* **To do**
Each record below is to be copied word for word, with pictures removed.

* **Materials provided**

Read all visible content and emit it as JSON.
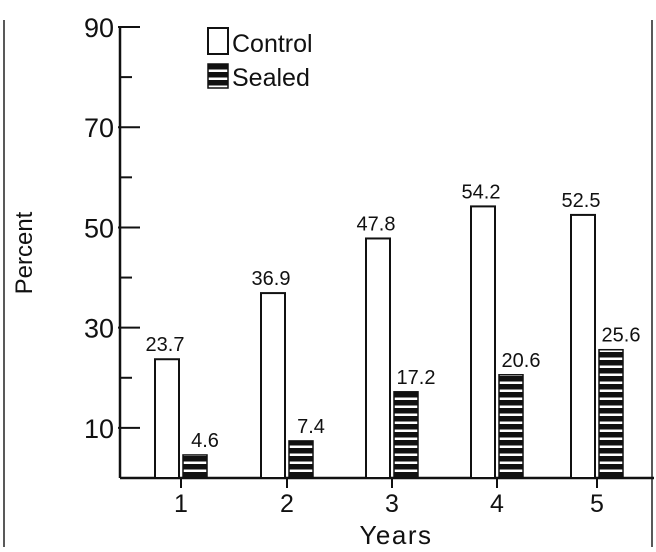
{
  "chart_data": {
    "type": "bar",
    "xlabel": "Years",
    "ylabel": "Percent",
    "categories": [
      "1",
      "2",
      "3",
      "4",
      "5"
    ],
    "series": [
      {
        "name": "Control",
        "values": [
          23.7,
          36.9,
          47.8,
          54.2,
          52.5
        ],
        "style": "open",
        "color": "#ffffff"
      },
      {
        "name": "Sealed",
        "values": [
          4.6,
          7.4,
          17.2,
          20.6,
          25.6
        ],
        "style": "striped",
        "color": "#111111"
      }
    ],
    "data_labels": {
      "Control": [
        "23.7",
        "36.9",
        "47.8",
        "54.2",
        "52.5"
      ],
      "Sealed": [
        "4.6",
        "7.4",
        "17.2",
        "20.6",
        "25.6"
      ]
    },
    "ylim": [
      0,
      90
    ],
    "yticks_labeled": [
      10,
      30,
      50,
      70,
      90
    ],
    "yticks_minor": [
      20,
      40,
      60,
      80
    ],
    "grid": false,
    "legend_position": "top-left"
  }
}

* **Exercise solution**
Read all visible content and emit it as JSON.
{
  "chart_data": {
    "type": "bar",
    "xlabel": "Years",
    "ylabel": "Percent",
    "categories": [
      "1",
      "2",
      "3",
      "4",
      "5"
    ],
    "series": [
      {
        "name": "Control",
        "values": [
          23.7,
          36.9,
          47.8,
          54.2,
          52.5
        ],
        "style": "open",
        "color": "#ffffff"
      },
      {
        "name": "Sealed",
        "values": [
          4.6,
          7.4,
          17.2,
          20.6,
          25.6
        ],
        "style": "striped",
        "color": "#111111"
      }
    ],
    "data_labels": {
      "Control": [
        "23.7",
        "36.9",
        "47.8",
        "54.2",
        "52.5"
      ],
      "Sealed": [
        "4.6",
        "7.4",
        "17.2",
        "20.6",
        "25.6"
      ]
    },
    "ylim": [
      0,
      90
    ],
    "yticks_labeled": [
      10,
      30,
      50,
      70,
      90
    ],
    "yticks_minor": [
      20,
      40,
      60,
      80
    ],
    "grid": false,
    "legend_position": "top-left"
  }
}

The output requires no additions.